*Belge alıntısı*:
++++++++++++++++++++

İnsan, kendi tarihini ölümün farklı öyküleri ile yazdı. Diktatörlerin, zorbaların, çılgınların dünyasında insan bazen varolmak adına ölümü seçebildi. Ses vermek ve ses duyabilmek adına, birileri ya da bişeyler için, bir fikir veya bir duygu için yüzünü ölüme dönebildi insan. Tüm bu ölümlerin arasında yitip giden ise insan değildi, insanlığın ta kendisiydi. 1980’lerin Diyarbakır Cezaeviyle başlayan, 2012 de Urfa cezaevinde farklı bir şekle bürünen ölüm, insanlığın yokoluş tarihine yeni bir sayfa daha ekledi.
Cezaevlerindeki siyasi tutukluların 12 Eylül 2012 tarihinde 7 cezaevinde başlayıp dalga dalga yayılarak 65 cezaevinde devam eden, 700’e yaklaşan tutuklu-hükümlünün katıldığı; Ana dil üzerindeki ırkçı ve inkârcı uygulamalara ve yaklaşımlara son verilmesini, mahkemeler başta olmak üzere eğitim ve kullanımının önündeki tüm engellerin bir an önce kaldırılması’ talepleri ile sürdürdükleri açlık grevleri 49.gününe girdi.

++++++++++++++++++++

*Kayıtlı bilgiler*:
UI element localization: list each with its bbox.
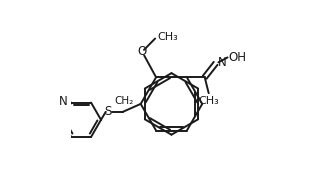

++++++++++++++++++++

*Görevler*:
[1] Açlık grevleri metnini "Cezaevlerindeki siyasi tutukluların" sözlerinin geçtiği yerden başlayıp "grevleri 49.gününe girdi." sözlerinden sonra durarak, "açlık grevleri" ifadesini "açlık eylemleri" olarak değiştirip yeniden yazar mısınız?
[2] Açlık grevleri metnine göre grevler hangi tarihte ve kaç cezaevinde başladı?
[3] Açlık grevleri metnini kaldığı yerden sürdürür müsünüz?
Materyalin bu işle hiçbir ilgisi yoktur.

*Yanıtlar*:
[1]
Cezaevlerindeki siyasi tutukluların 12 Eylül 2012 tarihinde 7 cezaevinde başlayıp dalga dalga yayılarak 65 cezaevinde devam eden, 700’e yaklaşan tutuklu-hükümlünün katıldığı; Ana dil üzerindeki ırkçı ve inkârcı uygulamalara ve yaklaşımlara son verilmesini, mahkemeler başta olmak üzere eğitim ve kullanımının önündeki tüm engellerin bir an önce kaldırılması’ talepleri ile sürdürdükleri açlık eylemleri 49.gününe girdi.

[2] 12 Eylül 2012'de 7 cezaevinde başladı.

[3]
Süresiz ve dönüşümsüz olarak girilen açlık grevindeki tutsakların sağlık durumlarının kötüleştiğine dair bilgiler tüm kamuoyunca bilinmektedir. Artık her an ölüm haberleri gelebilir. “Geç kalmayalım” aşamasını çoktan geçtik. Şu anda açlık grevleri bitirilse bile kalıcı nörolojik bozukluklardan ölümlere kadar kötü sonuçlar bizleri bekliyor. Hepimizin vicdanının sınandığı bir kavşaktayız ve savrulmak üzereyiz!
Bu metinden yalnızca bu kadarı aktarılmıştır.